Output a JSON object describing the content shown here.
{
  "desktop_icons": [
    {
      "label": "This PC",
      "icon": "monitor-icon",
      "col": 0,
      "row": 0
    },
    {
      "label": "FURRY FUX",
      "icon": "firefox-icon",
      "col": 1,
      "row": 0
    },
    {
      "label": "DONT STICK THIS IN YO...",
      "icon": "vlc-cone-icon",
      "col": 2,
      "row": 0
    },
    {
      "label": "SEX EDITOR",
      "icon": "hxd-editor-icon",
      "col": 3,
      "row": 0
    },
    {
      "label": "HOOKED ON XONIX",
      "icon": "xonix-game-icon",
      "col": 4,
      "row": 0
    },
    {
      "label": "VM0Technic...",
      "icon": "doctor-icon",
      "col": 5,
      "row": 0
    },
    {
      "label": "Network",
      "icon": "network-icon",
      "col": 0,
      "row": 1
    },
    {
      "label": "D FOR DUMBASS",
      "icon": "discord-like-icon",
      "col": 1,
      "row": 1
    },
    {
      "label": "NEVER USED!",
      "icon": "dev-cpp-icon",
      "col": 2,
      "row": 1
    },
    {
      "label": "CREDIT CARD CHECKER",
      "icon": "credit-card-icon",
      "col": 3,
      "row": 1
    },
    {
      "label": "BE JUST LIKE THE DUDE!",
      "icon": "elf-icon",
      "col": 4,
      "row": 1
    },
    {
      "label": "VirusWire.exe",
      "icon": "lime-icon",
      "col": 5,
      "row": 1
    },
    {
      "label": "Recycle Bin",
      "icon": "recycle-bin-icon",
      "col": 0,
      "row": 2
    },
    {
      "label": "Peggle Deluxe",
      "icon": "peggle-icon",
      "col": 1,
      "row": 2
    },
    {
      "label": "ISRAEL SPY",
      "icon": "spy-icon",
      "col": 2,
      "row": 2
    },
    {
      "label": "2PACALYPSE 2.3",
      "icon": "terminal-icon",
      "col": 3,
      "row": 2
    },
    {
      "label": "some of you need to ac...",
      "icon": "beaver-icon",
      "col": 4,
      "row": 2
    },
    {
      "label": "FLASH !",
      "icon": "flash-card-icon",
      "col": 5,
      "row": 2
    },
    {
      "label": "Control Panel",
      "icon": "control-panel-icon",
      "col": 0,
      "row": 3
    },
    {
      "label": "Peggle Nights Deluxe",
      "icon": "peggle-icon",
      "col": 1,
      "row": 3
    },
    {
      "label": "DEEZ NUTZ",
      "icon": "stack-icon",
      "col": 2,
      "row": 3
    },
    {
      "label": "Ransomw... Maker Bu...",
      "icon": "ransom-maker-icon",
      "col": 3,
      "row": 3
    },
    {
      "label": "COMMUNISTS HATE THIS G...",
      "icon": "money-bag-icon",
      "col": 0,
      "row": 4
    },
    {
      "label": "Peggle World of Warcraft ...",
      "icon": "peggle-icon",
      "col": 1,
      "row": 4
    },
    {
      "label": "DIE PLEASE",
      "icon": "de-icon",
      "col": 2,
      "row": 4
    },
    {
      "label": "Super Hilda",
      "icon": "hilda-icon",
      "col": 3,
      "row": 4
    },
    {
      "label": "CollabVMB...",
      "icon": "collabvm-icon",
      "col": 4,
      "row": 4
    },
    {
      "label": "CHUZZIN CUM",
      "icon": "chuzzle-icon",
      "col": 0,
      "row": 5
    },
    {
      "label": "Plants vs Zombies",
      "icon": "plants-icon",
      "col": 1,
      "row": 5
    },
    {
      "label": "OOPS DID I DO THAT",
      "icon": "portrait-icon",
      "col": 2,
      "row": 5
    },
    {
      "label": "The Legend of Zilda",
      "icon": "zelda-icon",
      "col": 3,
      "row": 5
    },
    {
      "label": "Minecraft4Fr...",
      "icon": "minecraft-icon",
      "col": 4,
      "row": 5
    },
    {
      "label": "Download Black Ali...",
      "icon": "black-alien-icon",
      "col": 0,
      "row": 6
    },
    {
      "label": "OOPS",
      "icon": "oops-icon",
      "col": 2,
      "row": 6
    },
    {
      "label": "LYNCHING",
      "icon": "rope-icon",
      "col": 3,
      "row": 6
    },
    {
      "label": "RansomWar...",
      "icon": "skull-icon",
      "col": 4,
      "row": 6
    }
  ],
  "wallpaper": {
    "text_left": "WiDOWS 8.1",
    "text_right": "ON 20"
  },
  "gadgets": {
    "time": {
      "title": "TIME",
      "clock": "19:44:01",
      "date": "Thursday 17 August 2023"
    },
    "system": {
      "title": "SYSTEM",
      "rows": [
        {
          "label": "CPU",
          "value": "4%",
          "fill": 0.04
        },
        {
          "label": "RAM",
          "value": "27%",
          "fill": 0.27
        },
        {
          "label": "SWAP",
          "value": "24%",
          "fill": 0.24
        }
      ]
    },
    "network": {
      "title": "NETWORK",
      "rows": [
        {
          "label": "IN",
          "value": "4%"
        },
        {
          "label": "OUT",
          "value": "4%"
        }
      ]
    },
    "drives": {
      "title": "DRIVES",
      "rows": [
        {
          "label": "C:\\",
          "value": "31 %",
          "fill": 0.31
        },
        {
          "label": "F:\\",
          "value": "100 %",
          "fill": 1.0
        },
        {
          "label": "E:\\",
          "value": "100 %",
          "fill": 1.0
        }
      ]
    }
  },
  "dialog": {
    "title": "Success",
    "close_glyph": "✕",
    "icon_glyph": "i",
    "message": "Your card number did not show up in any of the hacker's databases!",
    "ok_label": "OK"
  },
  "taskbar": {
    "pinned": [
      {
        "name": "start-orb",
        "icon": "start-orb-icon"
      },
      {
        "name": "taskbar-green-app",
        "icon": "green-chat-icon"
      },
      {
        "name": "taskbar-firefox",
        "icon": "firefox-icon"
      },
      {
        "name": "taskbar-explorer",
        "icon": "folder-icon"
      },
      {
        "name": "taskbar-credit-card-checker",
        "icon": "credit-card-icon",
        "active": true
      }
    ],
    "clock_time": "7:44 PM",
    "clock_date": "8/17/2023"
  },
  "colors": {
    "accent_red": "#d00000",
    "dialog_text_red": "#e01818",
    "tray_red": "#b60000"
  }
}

Aim of the exercise →
The answer must be a single number: the count of lines in the entries that include "Deluxe".

Output →
2